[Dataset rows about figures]
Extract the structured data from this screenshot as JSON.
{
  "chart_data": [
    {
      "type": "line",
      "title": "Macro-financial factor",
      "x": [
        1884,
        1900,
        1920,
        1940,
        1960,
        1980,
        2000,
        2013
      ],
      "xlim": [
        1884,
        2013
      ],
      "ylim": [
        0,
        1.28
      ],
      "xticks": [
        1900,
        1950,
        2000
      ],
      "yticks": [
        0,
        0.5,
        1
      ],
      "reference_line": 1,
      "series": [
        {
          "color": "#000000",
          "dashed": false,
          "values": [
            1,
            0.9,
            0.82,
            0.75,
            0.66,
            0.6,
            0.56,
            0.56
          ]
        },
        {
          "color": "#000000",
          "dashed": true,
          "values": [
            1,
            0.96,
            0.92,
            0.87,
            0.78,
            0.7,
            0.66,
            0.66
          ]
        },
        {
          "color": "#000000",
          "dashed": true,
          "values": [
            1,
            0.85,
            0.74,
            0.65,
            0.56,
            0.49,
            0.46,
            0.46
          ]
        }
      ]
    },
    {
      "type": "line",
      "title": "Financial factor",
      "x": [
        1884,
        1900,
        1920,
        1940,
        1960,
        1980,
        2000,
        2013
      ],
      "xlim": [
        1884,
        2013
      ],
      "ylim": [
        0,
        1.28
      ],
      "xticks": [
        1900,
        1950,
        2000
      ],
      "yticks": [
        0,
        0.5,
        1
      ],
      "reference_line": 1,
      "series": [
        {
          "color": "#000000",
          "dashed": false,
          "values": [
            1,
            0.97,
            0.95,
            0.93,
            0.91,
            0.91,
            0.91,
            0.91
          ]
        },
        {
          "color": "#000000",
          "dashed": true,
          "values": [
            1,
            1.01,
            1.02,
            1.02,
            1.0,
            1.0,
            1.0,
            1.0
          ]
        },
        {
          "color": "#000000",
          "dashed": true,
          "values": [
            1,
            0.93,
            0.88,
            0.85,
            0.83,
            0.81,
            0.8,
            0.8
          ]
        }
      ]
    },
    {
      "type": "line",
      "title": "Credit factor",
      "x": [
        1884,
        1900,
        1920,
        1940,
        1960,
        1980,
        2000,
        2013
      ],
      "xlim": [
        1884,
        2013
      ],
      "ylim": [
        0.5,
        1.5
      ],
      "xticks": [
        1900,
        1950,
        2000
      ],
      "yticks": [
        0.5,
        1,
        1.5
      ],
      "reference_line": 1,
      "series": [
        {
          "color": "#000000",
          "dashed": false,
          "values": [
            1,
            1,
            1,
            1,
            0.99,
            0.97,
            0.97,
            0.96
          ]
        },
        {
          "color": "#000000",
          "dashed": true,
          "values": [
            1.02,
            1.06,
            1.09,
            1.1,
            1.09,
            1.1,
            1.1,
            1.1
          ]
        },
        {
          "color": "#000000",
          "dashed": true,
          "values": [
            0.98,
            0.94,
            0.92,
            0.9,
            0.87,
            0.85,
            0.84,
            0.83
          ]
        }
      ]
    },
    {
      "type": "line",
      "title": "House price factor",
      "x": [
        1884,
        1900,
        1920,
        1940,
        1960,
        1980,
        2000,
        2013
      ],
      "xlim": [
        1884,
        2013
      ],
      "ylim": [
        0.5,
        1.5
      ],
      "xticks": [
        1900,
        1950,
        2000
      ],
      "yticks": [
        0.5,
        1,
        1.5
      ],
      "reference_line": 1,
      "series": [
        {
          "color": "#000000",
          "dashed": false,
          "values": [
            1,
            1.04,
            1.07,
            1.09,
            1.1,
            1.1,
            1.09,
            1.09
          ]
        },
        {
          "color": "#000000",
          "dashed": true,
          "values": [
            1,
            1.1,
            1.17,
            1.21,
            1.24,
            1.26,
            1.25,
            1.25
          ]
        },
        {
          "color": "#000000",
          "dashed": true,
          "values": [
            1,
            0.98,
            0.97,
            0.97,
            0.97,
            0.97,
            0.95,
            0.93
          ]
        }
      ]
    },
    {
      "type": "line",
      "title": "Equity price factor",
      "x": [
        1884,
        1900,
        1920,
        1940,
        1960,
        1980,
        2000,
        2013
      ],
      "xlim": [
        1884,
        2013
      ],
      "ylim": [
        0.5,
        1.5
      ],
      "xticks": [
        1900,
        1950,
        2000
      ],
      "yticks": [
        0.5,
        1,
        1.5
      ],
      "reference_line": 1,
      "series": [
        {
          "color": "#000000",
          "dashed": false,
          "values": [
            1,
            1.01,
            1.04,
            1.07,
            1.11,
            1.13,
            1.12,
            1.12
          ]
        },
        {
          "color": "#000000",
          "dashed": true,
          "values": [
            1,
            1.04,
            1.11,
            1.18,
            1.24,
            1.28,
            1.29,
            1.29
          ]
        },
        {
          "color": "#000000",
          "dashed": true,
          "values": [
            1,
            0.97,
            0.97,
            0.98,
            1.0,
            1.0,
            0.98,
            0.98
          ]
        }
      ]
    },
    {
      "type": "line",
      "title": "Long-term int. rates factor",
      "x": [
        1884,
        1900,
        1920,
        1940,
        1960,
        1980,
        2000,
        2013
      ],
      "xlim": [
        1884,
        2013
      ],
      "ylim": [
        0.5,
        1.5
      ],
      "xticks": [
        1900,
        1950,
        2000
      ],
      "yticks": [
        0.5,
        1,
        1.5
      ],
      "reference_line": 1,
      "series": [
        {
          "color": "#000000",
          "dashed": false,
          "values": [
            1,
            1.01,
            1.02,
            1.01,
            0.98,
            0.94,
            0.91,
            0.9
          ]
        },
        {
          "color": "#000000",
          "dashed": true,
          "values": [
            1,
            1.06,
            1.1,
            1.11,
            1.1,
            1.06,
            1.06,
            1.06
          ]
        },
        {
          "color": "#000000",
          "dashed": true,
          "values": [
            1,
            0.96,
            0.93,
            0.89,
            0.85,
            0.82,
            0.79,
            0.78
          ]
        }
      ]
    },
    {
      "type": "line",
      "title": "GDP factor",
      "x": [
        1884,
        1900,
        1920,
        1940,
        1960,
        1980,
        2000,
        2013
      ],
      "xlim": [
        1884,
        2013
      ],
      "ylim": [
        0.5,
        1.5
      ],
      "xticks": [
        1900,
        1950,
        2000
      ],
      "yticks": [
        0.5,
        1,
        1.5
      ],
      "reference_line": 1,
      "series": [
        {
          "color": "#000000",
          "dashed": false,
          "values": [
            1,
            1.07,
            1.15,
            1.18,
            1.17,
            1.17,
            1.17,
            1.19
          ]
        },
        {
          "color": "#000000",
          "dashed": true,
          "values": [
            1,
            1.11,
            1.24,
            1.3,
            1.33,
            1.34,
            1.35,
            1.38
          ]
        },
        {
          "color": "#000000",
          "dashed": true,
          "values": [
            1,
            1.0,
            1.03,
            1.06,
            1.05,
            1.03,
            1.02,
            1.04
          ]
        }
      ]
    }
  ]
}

* [Written request]: Reproduce every record above exactly as it appears.

* [Output of the exercise]:
Extract the structured data from this screenshot as JSON.
{
  "chart_data": [
    {
      "type": "line",
      "title": "Macro-financial factor",
      "x": [
        1884,
        1900,
        1920,
        1940,
        1960,
        1980,
        2000,
        2013
      ],
      "xlim": [
        1884,
        2013
      ],
      "ylim": [
        0,
        1.28
      ],
      "xticks": [
        1900,
        1950,
        2000
      ],
      "yticks": [
        0,
        0.5,
        1
      ],
      "reference_line": 1,
      "series": [
        {
          "color": "#000000",
          "dashed": false,
          "values": [
            1,
            0.9,
            0.82,
            0.75,
            0.66,
            0.6,
            0.56,
            0.56
          ]
        },
        {
          "color": "#000000",
          "dashed": true,
          "values": [
            1,
            0.96,
            0.92,
            0.87,
            0.78,
            0.7,
            0.66,
            0.66
          ]
        },
        {
          "color": "#000000",
          "dashed": true,
          "values": [
            1,
            0.85,
            0.74,
            0.65,
            0.56,
            0.49,
            0.46,
            0.46
          ]
        }
      ]
    },
    {
      "type": "line",
      "title": "Financial factor",
      "x": [
        1884,
        1900,
        1920,
        1940,
        1960,
        1980,
        2000,
        2013
      ],
      "xlim": [
        1884,
        2013
      ],
      "ylim": [
        0,
        1.28
      ],
      "xticks": [
        1900,
        1950,
        2000
      ],
      "yticks": [
        0,
        0.5,
        1
      ],
      "reference_line": 1,
      "series": [
        {
          "color": "#000000",
          "dashed": false,
          "values": [
            1,
            0.97,
            0.95,
            0.93,
            0.91,
            0.91,
            0.91,
            0.91
          ]
        },
        {
          "color": "#000000",
          "dashed": true,
          "values": [
            1,
            1.01,
            1.02,
            1.02,
            1.0,
            1.0,
            1.0,
            1.0
          ]
        },
        {
          "color": "#000000",
          "dashed": true,
          "values": [
            1,
            0.93,
            0.88,
            0.85,
            0.83,
            0.81,
            0.8,
            0.8
          ]
        }
      ]
    },
    {
      "type": "line",
      "title": "Credit factor",
      "x": [
        1884,
        1900,
        1920,
        1940,
        1960,
        1980,
        2000,
        2013
      ],
      "xlim": [
        1884,
        2013
      ],
      "ylim": [
        0.5,
        1.5
      ],
      "xticks": [
        1900,
        1950,
        2000
      ],
      "yticks": [
        0.5,
        1,
        1.5
      ],
      "reference_line": 1,
      "series": [
        {
          "color": "#000000",
          "dashed": false,
          "values": [
            1,
            1,
            1,
            1,
            0.99,
            0.97,
            0.97,
            0.96
          ]
        },
        {
          "color": "#000000",
          "dashed": true,
          "values": [
            1.02,
            1.06,
            1.09,
            1.1,
            1.09,
            1.1,
            1.1,
            1.1
          ]
        },
        {
          "color": "#000000",
          "dashed": true,
          "values": [
            0.98,
            0.94,
            0.92,
            0.9,
            0.87,
            0.85,
            0.84,
            0.83
          ]
        }
      ]
    },
    {
      "type": "line",
      "title": "House price factor",
      "x": [
        1884,
        1900,
        1920,
        1940,
        1960,
        1980,
        2000,
        2013
      ],
      "xlim": [
        1884,
        2013
      ],
      "ylim": [
        0.5,
        1.5
      ],
      "xticks": [
        1900,
        1950,
        2000
      ],
      "yticks": [
        0.5,
        1,
        1.5
      ],
      "reference_line": 1,
      "series": [
        {
          "color": "#000000",
          "dashed": false,
          "values": [
            1,
            1.04,
            1.07,
            1.09,
            1.1,
            1.1,
            1.09,
            1.09
          ]
        },
        {
          "color": "#000000",
          "dashed": true,
          "values": [
            1,
            1.1,
            1.17,
            1.21,
            1.24,
            1.26,
            1.25,
            1.25
          ]
        },
        {
          "color": "#000000",
          "dashed": true,
          "values": [
            1,
            0.98,
            0.97,
            0.97,
            0.97,
            0.97,
            0.95,
            0.93
          ]
        }
      ]
    },
    {
      "type": "line",
      "title": "Equity price factor",
      "x": [
        1884,
        1900,
        1920,
        1940,
        1960,
        1980,
        2000,
        2013
      ],
      "xlim": [
        1884,
        2013
      ],
      "ylim": [
        0.5,
        1.5
      ],
      "xticks": [
        1900,
        1950,
        2000
      ],
      "yticks": [
        0.5,
        1,
        1.5
      ],
      "reference_line": 1,
      "series": [
        {
          "color": "#000000",
          "dashed": false,
          "values": [
            1,
            1.01,
            1.04,
            1.07,
            1.11,
            1.13,
            1.12,
            1.12
          ]
        },
        {
          "color": "#000000",
          "dashed": true,
          "values": [
            1,
            1.04,
            1.11,
            1.18,
            1.24,
            1.28,
            1.29,
            1.29
          ]
        },
        {
          "color": "#000000",
          "dashed": true,
          "values": [
            1,
            0.97,
            0.97,
            0.98,
            1.0,
            1.0,
            0.98,
            0.98
          ]
        }
      ]
    },
    {
      "type": "line",
      "title": "Long-term int. rates factor",
      "x": [
        1884,
        1900,
        1920,
        1940,
        1960,
        1980,
        2000,
        2013
      ],
      "xlim": [
        1884,
        2013
      ],
      "ylim": [
        0.5,
        1.5
      ],
      "xticks": [
        1900,
        1950,
        2000
      ],
      "yticks": [
        0.5,
        1,
        1.5
      ],
      "reference_line": 1,
      "series": [
        {
          "color": "#000000",
          "dashed": false,
          "values": [
            1,
            1.01,
            1.02,
            1.01,
            0.98,
            0.94,
            0.91,
            0.9
          ]
        },
        {
          "color": "#000000",
          "dashed": true,
          "values": [
            1,
            1.06,
            1.1,
            1.11,
            1.1,
            1.06,
            1.06,
            1.06
          ]
        },
        {
          "color": "#000000",
          "dashed": true,
          "values": [
            1,
            0.96,
            0.93,
            0.89,
            0.85,
            0.82,
            0.79,
            0.78
          ]
        }
      ]
    },
    {
      "type": "line",
      "title": "GDP factor",
      "x": [
        1884,
        1900,
        1920,
        1940,
        1960,
        1980,
        2000,
        2013
      ],
      "xlim": [
        1884,
        2013
      ],
      "ylim": [
        0.5,
        1.5
      ],
      "xticks": [
        1900,
        1950,
        2000
      ],
      "yticks": [
        0.5,
        1,
        1.5
      ],
      "reference_line": 1,
      "series": [
        {
          "color": "#000000",
          "dashed": false,
          "values": [
            1,
            1.07,
            1.15,
            1.18,
            1.17,
            1.17,
            1.17,
            1.19
          ]
        },
        {
          "color": "#000000",
          "dashed": true,
          "values": [
            1,
            1.11,
            1.24,
            1.3,
            1.33,
            1.34,
            1.35,
            1.38
          ]
        },
        {
          "color": "#000000",
          "dashed": true,
          "values": [
            1,
            1.0,
            1.03,
            1.06,
            1.05,
            1.03,
            1.02,
            1.04
          ]
        }
      ]
    }
  ]
}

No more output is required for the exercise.